═════ Data lines ═════

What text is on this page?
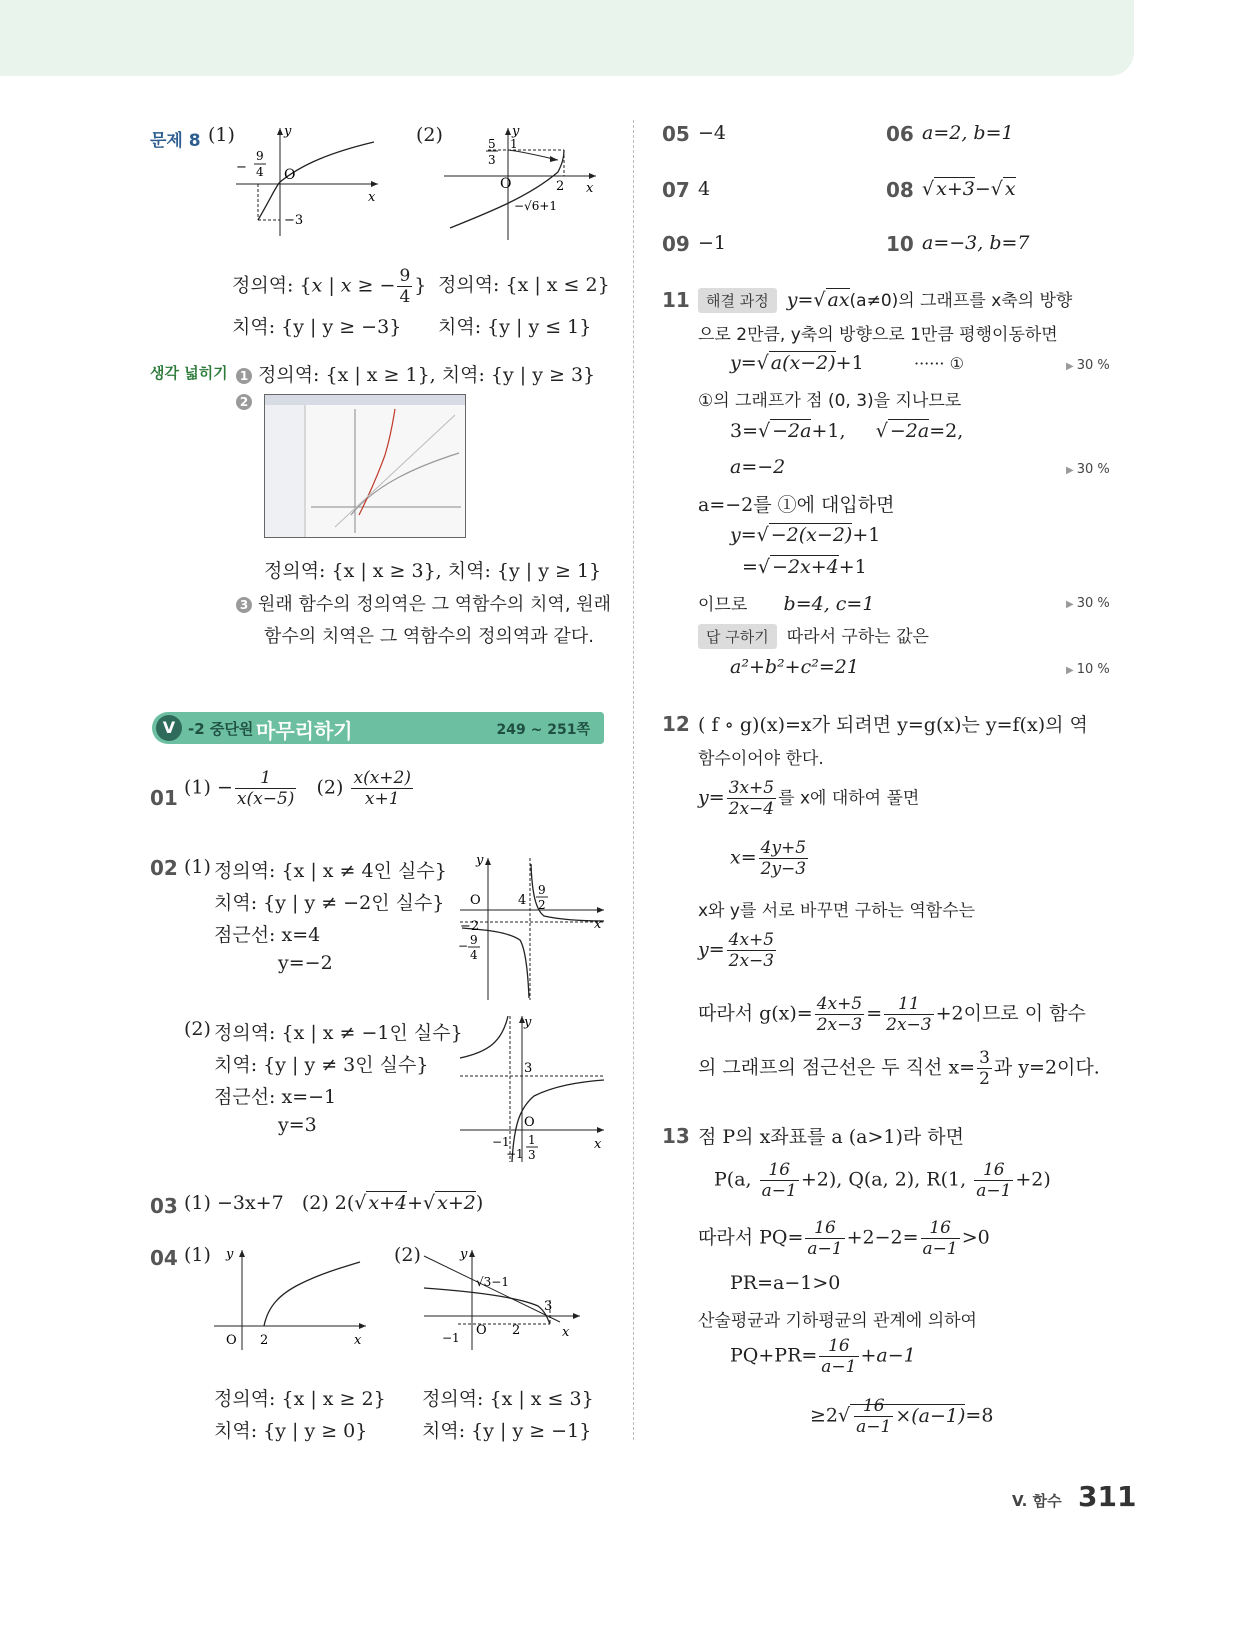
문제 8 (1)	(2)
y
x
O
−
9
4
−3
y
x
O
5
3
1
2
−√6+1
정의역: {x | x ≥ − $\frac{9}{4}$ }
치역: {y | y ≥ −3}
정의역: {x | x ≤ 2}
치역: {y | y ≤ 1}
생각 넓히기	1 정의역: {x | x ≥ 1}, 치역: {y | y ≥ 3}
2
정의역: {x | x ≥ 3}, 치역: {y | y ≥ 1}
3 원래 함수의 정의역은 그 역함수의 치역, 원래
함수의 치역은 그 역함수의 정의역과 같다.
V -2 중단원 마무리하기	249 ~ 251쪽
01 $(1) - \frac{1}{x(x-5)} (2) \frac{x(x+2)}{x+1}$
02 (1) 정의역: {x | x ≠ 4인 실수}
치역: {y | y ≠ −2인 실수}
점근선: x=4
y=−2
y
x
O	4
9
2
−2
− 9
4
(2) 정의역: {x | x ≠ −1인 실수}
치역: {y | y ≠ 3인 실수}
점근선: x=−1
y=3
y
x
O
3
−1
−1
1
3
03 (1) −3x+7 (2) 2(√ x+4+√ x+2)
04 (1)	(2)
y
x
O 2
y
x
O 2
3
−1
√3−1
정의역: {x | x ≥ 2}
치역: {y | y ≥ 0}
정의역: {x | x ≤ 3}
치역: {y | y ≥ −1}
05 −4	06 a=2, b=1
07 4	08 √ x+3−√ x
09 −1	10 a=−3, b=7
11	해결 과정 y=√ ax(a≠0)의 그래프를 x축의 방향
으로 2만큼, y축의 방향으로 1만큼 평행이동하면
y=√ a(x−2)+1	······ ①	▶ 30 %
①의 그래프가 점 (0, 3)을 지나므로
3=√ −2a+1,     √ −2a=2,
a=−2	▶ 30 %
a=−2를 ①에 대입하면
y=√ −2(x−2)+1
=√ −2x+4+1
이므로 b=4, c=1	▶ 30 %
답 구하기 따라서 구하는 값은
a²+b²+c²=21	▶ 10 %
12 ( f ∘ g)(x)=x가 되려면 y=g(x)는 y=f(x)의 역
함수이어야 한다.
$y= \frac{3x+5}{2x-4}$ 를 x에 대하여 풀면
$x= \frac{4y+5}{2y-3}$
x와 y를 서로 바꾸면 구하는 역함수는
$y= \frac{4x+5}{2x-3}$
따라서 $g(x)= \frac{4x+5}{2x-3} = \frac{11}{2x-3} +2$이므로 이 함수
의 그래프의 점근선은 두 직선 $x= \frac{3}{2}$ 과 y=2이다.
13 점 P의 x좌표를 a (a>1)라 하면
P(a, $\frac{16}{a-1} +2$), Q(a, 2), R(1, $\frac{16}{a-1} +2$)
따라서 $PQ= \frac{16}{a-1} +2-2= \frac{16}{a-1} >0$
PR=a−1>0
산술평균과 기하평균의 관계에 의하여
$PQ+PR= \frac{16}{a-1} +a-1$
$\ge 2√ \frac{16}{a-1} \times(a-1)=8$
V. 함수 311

═════

Written request
Write the listing above out again exactly, dropping each image.

Finished exercise
What text is on this page?
문제 8 (1)	(2)
y
x
O
−
9
4
−3
y
x
O
5
3
1
2
−√6+1
정의역: {x | x ≥ − $\frac{9}{4}$ }
치역: {y | y ≥ −3}
정의역: {x | x ≤ 2}
치역: {y | y ≤ 1}
생각 넓히기	1 정의역: {x | x ≥ 1}, 치역: {y | y ≥ 3}
2
정의역: {x | x ≥ 3}, 치역: {y | y ≥ 1}
3 원래 함수의 정의역은 그 역함수의 치역, 원래
함수의 치역은 그 역함수의 정의역과 같다.
V -2 중단원 마무리하기	249 ~ 251쪽
01 $(1) - \frac{1}{x(x-5)} (2) \frac{x(x+2)}{x+1}$
02 (1) 정의역: {x | x ≠ 4인 실수}
치역: {y | y ≠ −2인 실수}
점근선: x=4
y=−2
y
x
O	4
9
2
−2
− 9
4
(2) 정의역: {x | x ≠ −1인 실수}
치역: {y | y ≠ 3인 실수}
점근선: x=−1
y=3
y
x
O
3
−1
−1
1
3
03 (1) −3x+7 (2) 2(√ x+4+√ x+2)
04 (1)	(2)
y
x
O 2
y
x
O 2
3
−1
√3−1
정의역: {x | x ≥ 2}
치역: {y | y ≥ 0}
정의역: {x | x ≤ 3}
치역: {y | y ≥ −1}
05 −4	06 a=2, b=1
07 4	08 √ x+3−√ x
09 −1	10 a=−3, b=7
11	해결 과정 y=√ ax(a≠0)의 그래프를 x축의 방향
으로 2만큼, y축의 방향으로 1만큼 평행이동하면
y=√ a(x−2)+1	······ ①	▶ 30 %
①의 그래프가 점 (0, 3)을 지나므로
3=√ −2a+1,     √ −2a=2,
a=−2	▶ 30 %
a=−2를 ①에 대입하면
y=√ −2(x−2)+1
=√ −2x+4+1
이므로 b=4, c=1	▶ 30 %
답 구하기 따라서 구하는 값은
a²+b²+c²=21	▶ 10 %
12 ( f ∘ g)(x)=x가 되려면 y=g(x)는 y=f(x)의 역
함수이어야 한다.
$y= \frac{3x+5}{2x-4}$ 를 x에 대하여 풀면
$x= \frac{4y+5}{2y-3}$
x와 y를 서로 바꾸면 구하는 역함수는
$y= \frac{4x+5}{2x-3}$
따라서 $g(x)= \frac{4x+5}{2x-3} = \frac{11}{2x-3} +2$이므로 이 함수
의 그래프의 점근선은 두 직선 $x= \frac{3}{2}$ 과 y=2이다.
13 점 P의 x좌표를 a (a>1)라 하면
P(a, $\frac{16}{a-1} +2$), Q(a, 2), R(1, $\frac{16}{a-1} +2$)
따라서 $PQ= \frac{16}{a-1} +2-2= \frac{16}{a-1} >0$
PR=a−1>0
산술평균과 기하평균의 관계에 의하여
$PQ+PR= \frac{16}{a-1} +a-1$
$\ge 2√ \frac{16}{a-1} \times(a-1)=8$
V. 함수 311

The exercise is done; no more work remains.